* _STATED GOAL_:
Collect the lines of the entries where "this" shows up.
>> begin PROVIDED INFORMATION
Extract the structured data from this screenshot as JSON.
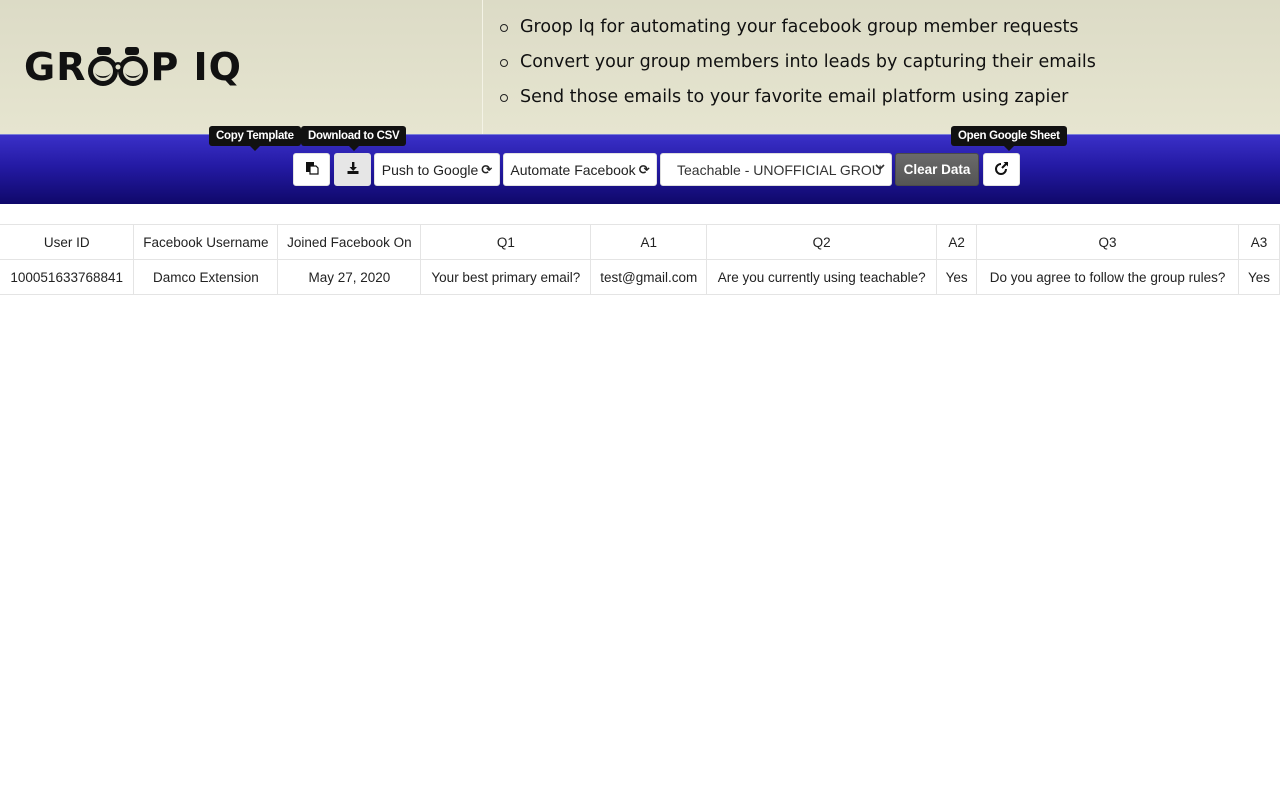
{
  "header": {
    "logo_text_left": "GR",
    "logo_text_right": "P IQ",
    "features": [
      "Groop Iq for automating your facebook group member requests",
      "Convert your group members into leads by capturing their emails",
      "Send those emails to your favorite email platform using zapier"
    ]
  },
  "toolbar": {
    "tooltips": {
      "copy_template": "Copy Template",
      "download_csv": "Download to CSV",
      "open_sheet": "Open Google Sheet"
    },
    "push_google_label": "Push to Google",
    "automate_facebook_label": "Automate Facebook",
    "refresh_glyph": "⟳",
    "group_select_value": "Teachable - UNOFFICIAL GROU",
    "clear_data_label": "Clear Data"
  },
  "table": {
    "columns": [
      "User ID",
      "Facebook Username",
      "Joined Facebook On",
      "Q1",
      "A1",
      "Q2",
      "A2",
      "Q3",
      "A3"
    ],
    "rows": [
      [
        "100051633768841",
        "Damco Extension",
        "May 27, 2020",
        "Your best primary email?",
        "test@gmail.com",
        "Are you currently using teachable?",
        "Yes",
        "Do you agree to follow the group rules?",
        "Yes"
      ]
    ]
  },
  "colors": {
    "hero_bg": "#e0dfca",
    "toolbar_top": "#3a30c8",
    "toolbar_bottom": "#0f086a",
    "clear_btn": "#5e5e5e"
  }
}
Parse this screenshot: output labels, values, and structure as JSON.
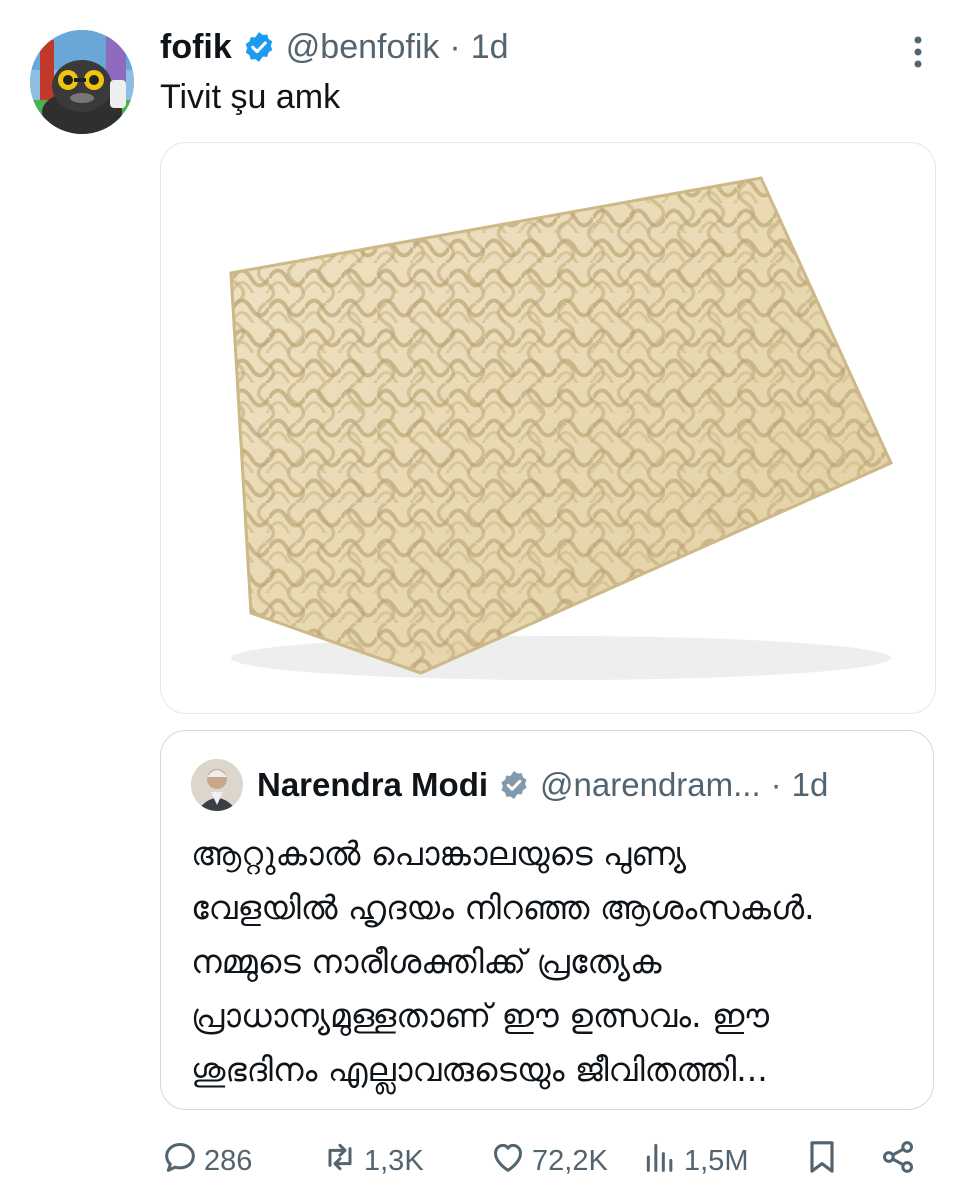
{
  "tweet": {
    "name": "fofik",
    "handle": "@benfofik",
    "separator": "·",
    "time": "1d",
    "text": "Tivit şu amk"
  },
  "quote": {
    "name": "Narendra Modi",
    "handle": "@narendram...",
    "separator": "·",
    "time": "1d",
    "lines": [
      "ആറ്റുകാൽ പൊങ്കാലയുടെ പുണ്യ",
      "വേളയിൽ ഹൃദയം നിറഞ്ഞ ആശംസകൾ.",
      "നമ്മുടെ നാരീശക്തിക്ക് പ്രത്യേക",
      "പ്രാധാന്യമുള്ളതാണ് ഈ ഉത്സവം. ഈ",
      "ശുഭദിനം എല്ലാവരുടെയും ജീവിതത്തി..."
    ]
  },
  "actions": {
    "replies": "286",
    "reposts": "1,3K",
    "likes": "72,2K",
    "views": "1,5M"
  },
  "colors": {
    "text": "#0f1419",
    "secondary": "#536471",
    "verified": "#1d9bf0",
    "quote_verified": "#829aab",
    "border": "#cfd9de"
  },
  "icons": [
    "verified-icon",
    "more-icon",
    "reply-icon",
    "repost-icon",
    "like-icon",
    "views-icon",
    "bookmark-icon",
    "share-icon"
  ]
}
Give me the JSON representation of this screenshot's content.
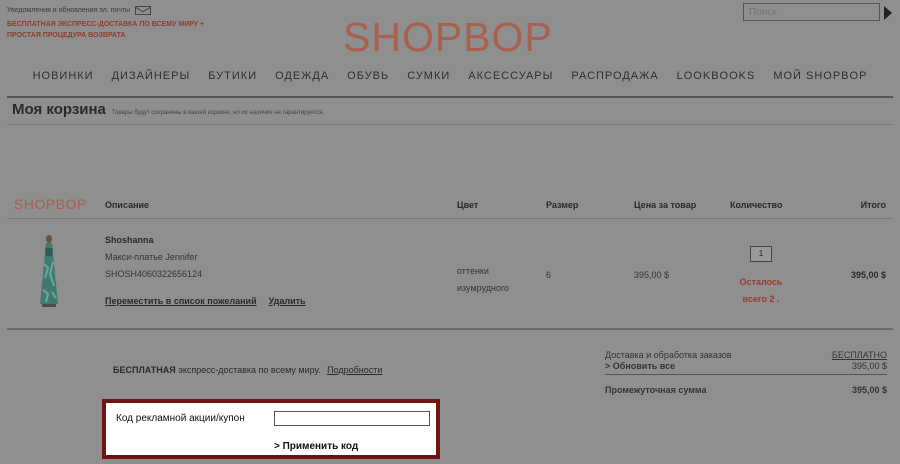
{
  "header": {
    "notifications_text": "Уведомления и обновления эл. почты",
    "promo_lines": [
      "БЕСПЛАТНАЯ ЭКСПРЕСС-ДОСТАВКА ПО ВСЕМУ МИРУ +",
      "ПРОСТАЯ ПРОЦЕДУРА ВОЗВРАТА"
    ],
    "logo": "SHOPBOP",
    "search_placeholder": "Поиск"
  },
  "nav": {
    "items": [
      "НОВИНКИ",
      "ДИЗАЙНЕРЫ",
      "БУТИКИ",
      "ОДЕЖДА",
      "ОБУВЬ",
      "СУМКИ",
      "АКСЕССУАРЫ",
      "РАСПРОДАЖА",
      "LOOKBOOKS",
      "МОЙ SHOPBOP"
    ]
  },
  "cart": {
    "title": "Моя корзина",
    "note": "Товары будут сохранены в вашей корзине, но их наличие не гарантируется."
  },
  "table": {
    "logo": "SHOPBOP",
    "headers": {
      "description": "Описание",
      "color": "Цвет",
      "size": "Размер",
      "price": "Цена за товар",
      "quantity": "Количество",
      "total": "Итого"
    }
  },
  "item": {
    "brand": "Shoshanna",
    "name": "Макси-платье Jennifer",
    "sku": "SHOSH4060322656124",
    "wishlist_link": "Переместить в список пожеланий",
    "delete_link": "Удалить",
    "color_line1": "оттенки",
    "color_line2": "изумрудного",
    "size": "6",
    "price": "395,00 $",
    "quantity": "1",
    "stock_line1": "Осталось",
    "stock_line2": "всего 2 .",
    "total": "395,00 $"
  },
  "shipping": {
    "text_bold": "БЕСПЛАТНАЯ",
    "text_rest": "экспресс-доставка по всему миру.",
    "details_link": "Подробности"
  },
  "summary": {
    "delivery_label": "Доставка и обработка заказов",
    "delivery_value": "БЕСПЛАТНО",
    "update_label": "> Обновить все",
    "update_value": "395,00 $",
    "subtotal_label": "Промежуточная сумма",
    "subtotal_value": "395,00 $"
  },
  "coupon": {
    "label": "Код рекламной акции/купон",
    "input_value": "",
    "apply_label": "> Применить код"
  },
  "colors": {
    "brand": "#a8614e",
    "stock_warning": "#9e3a32",
    "highlight_border": "#6b1613"
  }
}
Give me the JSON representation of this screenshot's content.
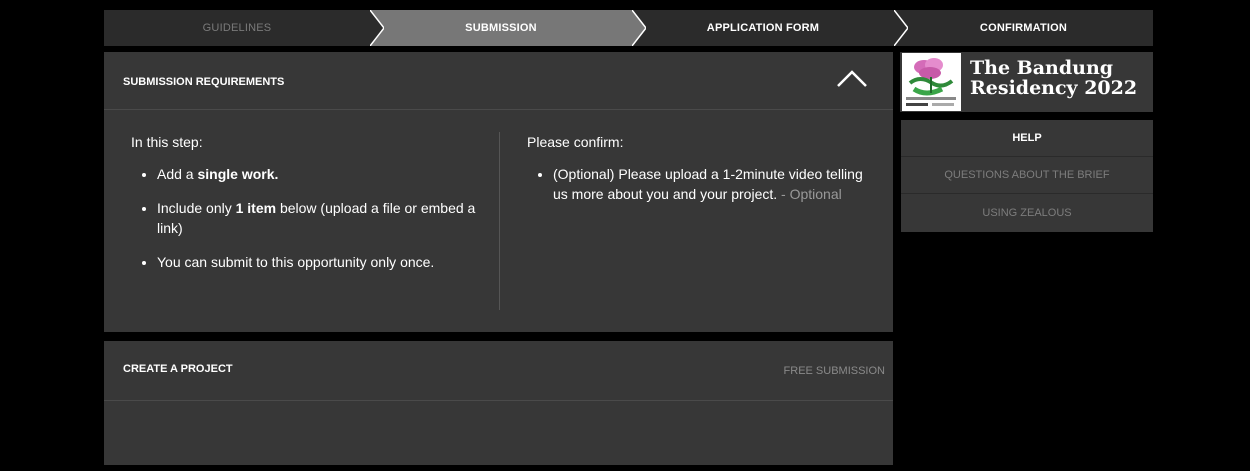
>> end PROVIDED INFORMATION
* _THE OUTPUT_:
Extract the structured data from this screenshot as JSON.
Parse this screenshot: output labels, values, and structure as JSON.
Give me the JSON representation of this screenshot's content.
Give me the JSON representation of this screenshot's content.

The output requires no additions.